Task prompt. Gather every line below where "panel" appears.

-- START --

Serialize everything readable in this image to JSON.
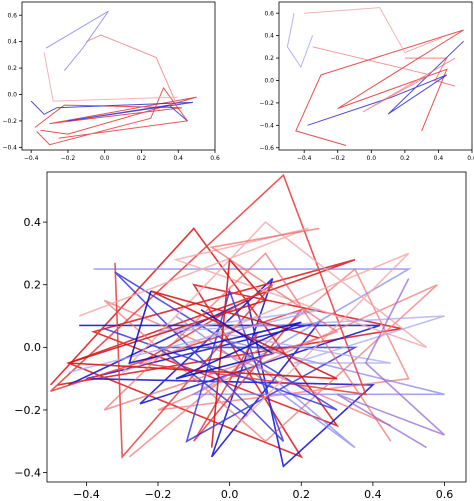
{
  "chart_data": [
    {
      "type": "line",
      "panel": "top-left",
      "xlim": [
        -0.45,
        0.6
      ],
      "ylim": [
        -0.42,
        0.7
      ],
      "xticks": [
        -0.4,
        -0.2,
        0.0,
        0.2,
        0.4,
        0.6
      ],
      "yticks": [
        -0.4,
        -0.2,
        0.0,
        0.2,
        0.4,
        0.6
      ],
      "xtick_labels": [
        "−0.4",
        "−0.2",
        "0.0",
        "0.2",
        "0.4",
        "0.6"
      ],
      "ytick_labels": [
        "−0.4",
        "−0.2",
        "0.0",
        "0.2",
        "0.4",
        "0.6"
      ],
      "grid": false,
      "series": [
        {
          "color": "#e23030",
          "alpha": 0.85,
          "points": [
            [
              -0.38,
              -0.25
            ],
            [
              -0.22,
              -0.08
            ],
            [
              0.42,
              -0.1
            ],
            [
              -0.3,
              -0.22
            ],
            [
              0.5,
              -0.02
            ],
            [
              -0.2,
              -0.3
            ],
            [
              -0.35,
              -0.27
            ]
          ]
        },
        {
          "color": "#2a2ad8",
          "alpha": 0.85,
          "points": [
            [
              -0.4,
              -0.05
            ],
            [
              -0.33,
              -0.15
            ],
            [
              -0.26,
              -0.1
            ],
            [
              0.48,
              -0.06
            ],
            [
              -0.2,
              -0.2
            ],
            [
              0.35,
              -0.08
            ],
            [
              0.45,
              -0.2
            ]
          ]
        },
        {
          "color": "#3b3be0",
          "alpha": 0.5,
          "points": [
            [
              -0.32,
              0.35
            ],
            [
              0.02,
              0.63
            ],
            [
              -0.12,
              0.35
            ],
            [
              -0.22,
              0.18
            ]
          ]
        },
        {
          "color": "#ee6a6a",
          "alpha": 0.7,
          "points": [
            [
              -0.1,
              0.4
            ],
            [
              -0.02,
              0.45
            ],
            [
              0.28,
              0.28
            ],
            [
              0.38,
              -0.04
            ]
          ]
        },
        {
          "color": "#e23030",
          "alpha": 0.8,
          "points": [
            [
              -0.37,
              -0.28
            ],
            [
              -0.3,
              -0.38
            ],
            [
              0.25,
              -0.18
            ],
            [
              0.32,
              0.05
            ],
            [
              0.45,
              -0.2
            ],
            [
              -0.25,
              -0.33
            ]
          ]
        },
        {
          "color": "#f2a0a0",
          "alpha": 0.8,
          "points": [
            [
              -0.33,
              0.32
            ],
            [
              -0.28,
              -0.05
            ],
            [
              0.4,
              -0.02
            ]
          ]
        }
      ]
    },
    {
      "type": "line",
      "panel": "top-right",
      "xlim": [
        -0.55,
        0.6
      ],
      "ylim": [
        -0.62,
        0.7
      ],
      "xticks": [
        -0.4,
        -0.2,
        0.0,
        0.2,
        0.4,
        0.6
      ],
      "yticks": [
        -0.6,
        -0.4,
        -0.2,
        0.0,
        0.2,
        0.4,
        0.6
      ],
      "xtick_labels": [
        "−0.4",
        "−0.2",
        "0.0",
        "0.2",
        "0.4",
        "0.6"
      ],
      "ytick_labels": [
        "−0.6",
        "−0.4",
        "−0.2",
        "0.0",
        "0.2",
        "0.4",
        "0.6"
      ],
      "grid": false,
      "series": [
        {
          "color": "#e23030",
          "alpha": 0.85,
          "points": [
            [
              -0.15,
              -0.58
            ],
            [
              -0.45,
              -0.45
            ],
            [
              -0.3,
              0.05
            ],
            [
              0.55,
              0.45
            ],
            [
              -0.2,
              -0.25
            ],
            [
              0.45,
              0.1
            ],
            [
              0.3,
              -0.45
            ]
          ]
        },
        {
          "color": "#2a2ad8",
          "alpha": 0.85,
          "points": [
            [
              -0.38,
              -0.4
            ],
            [
              0.12,
              -0.15
            ],
            [
              0.45,
              0.05
            ],
            [
              0.1,
              -0.3
            ],
            [
              0.55,
              0.35
            ]
          ]
        },
        {
          "color": "#a0a0f0",
          "alpha": 0.8,
          "points": [
            [
              -0.46,
              0.6
            ],
            [
              -0.5,
              0.3
            ],
            [
              -0.42,
              0.12
            ],
            [
              -0.35,
              0.4
            ]
          ]
        },
        {
          "color": "#f2a0a0",
          "alpha": 0.8,
          "points": [
            [
              -0.4,
              0.6
            ],
            [
              0.05,
              0.65
            ],
            [
              0.2,
              0.25
            ],
            [
              0.42,
              0.38
            ]
          ]
        },
        {
          "color": "#ee6a6a",
          "alpha": 0.7,
          "points": [
            [
              -0.35,
              0.3
            ],
            [
              0.35,
              0.05
            ],
            [
              -0.05,
              -0.28
            ],
            [
              0.5,
              0.2
            ]
          ]
        },
        {
          "color": "#e23030",
          "alpha": 0.6,
          "points": [
            [
              0.2,
              0.2
            ],
            [
              0.45,
              0.2
            ],
            [
              0.38,
              0.0
            ],
            [
              0.5,
              -0.05
            ]
          ]
        }
      ]
    },
    {
      "type": "line",
      "panel": "bottom",
      "xlim": [
        -0.51,
        0.66
      ],
      "ylim": [
        -0.43,
        0.56
      ],
      "xticks": [
        -0.4,
        -0.2,
        0.0,
        0.2,
        0.4,
        0.6
      ],
      "yticks": [
        -0.4,
        -0.2,
        0.0,
        0.2,
        0.4
      ],
      "xtick_labels": [
        "−0.4",
        "−0.2",
        "0.0",
        "0.2",
        "0.4",
        "0.6"
      ],
      "ytick_labels": [
        "−0.4",
        "−0.2",
        "0.0",
        "0.2",
        "0.4"
      ],
      "grid": false,
      "series": [
        {
          "color": "#e02020",
          "alpha": 0.9,
          "points": [
            [
              -0.5,
              -0.12
            ],
            [
              -0.1,
              0.38
            ],
            [
              0.3,
              -0.25
            ],
            [
              -0.38,
              0.05
            ],
            [
              0.35,
              0.28
            ],
            [
              -0.45,
              -0.05
            ],
            [
              0.2,
              -0.35
            ],
            [
              -0.1,
              0.2
            ],
            [
              0.48,
              0.06
            ],
            [
              -0.48,
              -0.12
            ]
          ]
        },
        {
          "color": "#1a1ad8",
          "alpha": 0.9,
          "points": [
            [
              -0.42,
              0.07
            ],
            [
              0.42,
              0.07
            ],
            [
              -0.25,
              -0.18
            ],
            [
              0.12,
              0.22
            ],
            [
              -0.05,
              -0.35
            ],
            [
              0.25,
              0.08
            ],
            [
              -0.4,
              -0.1
            ],
            [
              0.4,
              -0.12
            ],
            [
              0.15,
              -0.38
            ],
            [
              0.05,
              0.15
            ],
            [
              -0.45,
              -0.12
            ]
          ]
        },
        {
          "color": "#f07070",
          "alpha": 0.7,
          "points": [
            [
              -0.28,
              -0.35
            ],
            [
              0.35,
              0.25
            ],
            [
              0.5,
              -0.1
            ],
            [
              -0.2,
              -0.2
            ],
            [
              0.58,
              0.2
            ],
            [
              0.1,
              -0.3
            ],
            [
              -0.35,
              0.15
            ],
            [
              0.45,
              -0.25
            ]
          ]
        },
        {
          "color": "#8080ec",
          "alpha": 0.7,
          "points": [
            [
              -0.38,
              0.25
            ],
            [
              0.5,
              0.25
            ],
            [
              -0.1,
              -0.15
            ],
            [
              0.6,
              -0.15
            ],
            [
              0.0,
              0.02
            ],
            [
              0.35,
              -0.32
            ],
            [
              -0.15,
              0.1
            ]
          ]
        },
        {
          "color": "#e83a3a",
          "alpha": 0.85,
          "points": [
            [
              -0.32,
              0.27
            ],
            [
              -0.3,
              -0.35
            ],
            [
              0.12,
              0.2
            ],
            [
              -0.25,
              -0.05
            ],
            [
              0.38,
              -0.15
            ],
            [
              0.15,
              0.55
            ],
            [
              -0.5,
              -0.14
            ],
            [
              0.2,
              0.12
            ],
            [
              -0.1,
              -0.3
            ],
            [
              0.08,
              0.05
            ]
          ]
        },
        {
          "color": "#3a3ae0",
          "alpha": 0.85,
          "points": [
            [
              -0.35,
              0.06
            ],
            [
              0.3,
              -0.2
            ],
            [
              -0.32,
              0.24
            ],
            [
              0.15,
              -0.3
            ],
            [
              0.0,
              0.18
            ],
            [
              -0.12,
              -0.3
            ],
            [
              0.35,
              0.0
            ],
            [
              -0.2,
              0.0
            ],
            [
              0.05,
              -0.22
            ]
          ]
        },
        {
          "color": "#f4a8a8",
          "alpha": 0.8,
          "points": [
            [
              -0.42,
              0.1
            ],
            [
              0.22,
              0.38
            ],
            [
              -0.15,
              0.28
            ],
            [
              0.55,
              0.0
            ],
            [
              0.1,
              0.4
            ],
            [
              -0.3,
              -0.08
            ],
            [
              0.5,
              0.3
            ],
            [
              0.02,
              -0.25
            ]
          ]
        },
        {
          "color": "#a8a8f4",
          "alpha": 0.75,
          "points": [
            [
              -0.45,
              -0.08
            ],
            [
              0.25,
              0.12
            ],
            [
              -0.2,
              0.05
            ],
            [
              0.6,
              0.1
            ],
            [
              0.18,
              -0.05
            ],
            [
              0.45,
              -0.05
            ],
            [
              -0.05,
              0.05
            ]
          ]
        },
        {
          "color": "#d01818",
          "alpha": 0.9,
          "points": [
            [
              -0.05,
              -0.32
            ],
            [
              0.0,
              0.28
            ],
            [
              0.1,
              0.15
            ],
            [
              -0.45,
              -0.05
            ],
            [
              0.3,
              -0.1
            ],
            [
              -0.22,
              0.18
            ],
            [
              0.25,
              0.03
            ]
          ]
        },
        {
          "color": "#1010c8",
          "alpha": 0.9,
          "points": [
            [
              -0.22,
              0.18
            ],
            [
              -0.28,
              -0.05
            ],
            [
              0.2,
              0.08
            ],
            [
              -0.15,
              -0.1
            ],
            [
              0.12,
              -0.02
            ],
            [
              -0.08,
              0.12
            ]
          ]
        },
        {
          "color": "#f06060",
          "alpha": 0.65,
          "points": [
            [
              0.25,
              0.38
            ],
            [
              -0.05,
              0.32
            ],
            [
              0.3,
              0.05
            ],
            [
              -0.35,
              -0.2
            ],
            [
              0.1,
              0.3
            ],
            [
              0.45,
              -0.3
            ]
          ]
        },
        {
          "color": "#9060d0",
          "alpha": 0.7,
          "points": [
            [
              0.5,
              0.22
            ],
            [
              0.38,
              -0.05
            ],
            [
              0.6,
              -0.28
            ],
            [
              0.3,
              -0.15
            ],
            [
              0.55,
              -0.32
            ]
          ]
        }
      ]
    }
  ]
}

-- END --

Full output.
      "panel": "top-left",
      "panel": "top-right",
      "panel": "bottom",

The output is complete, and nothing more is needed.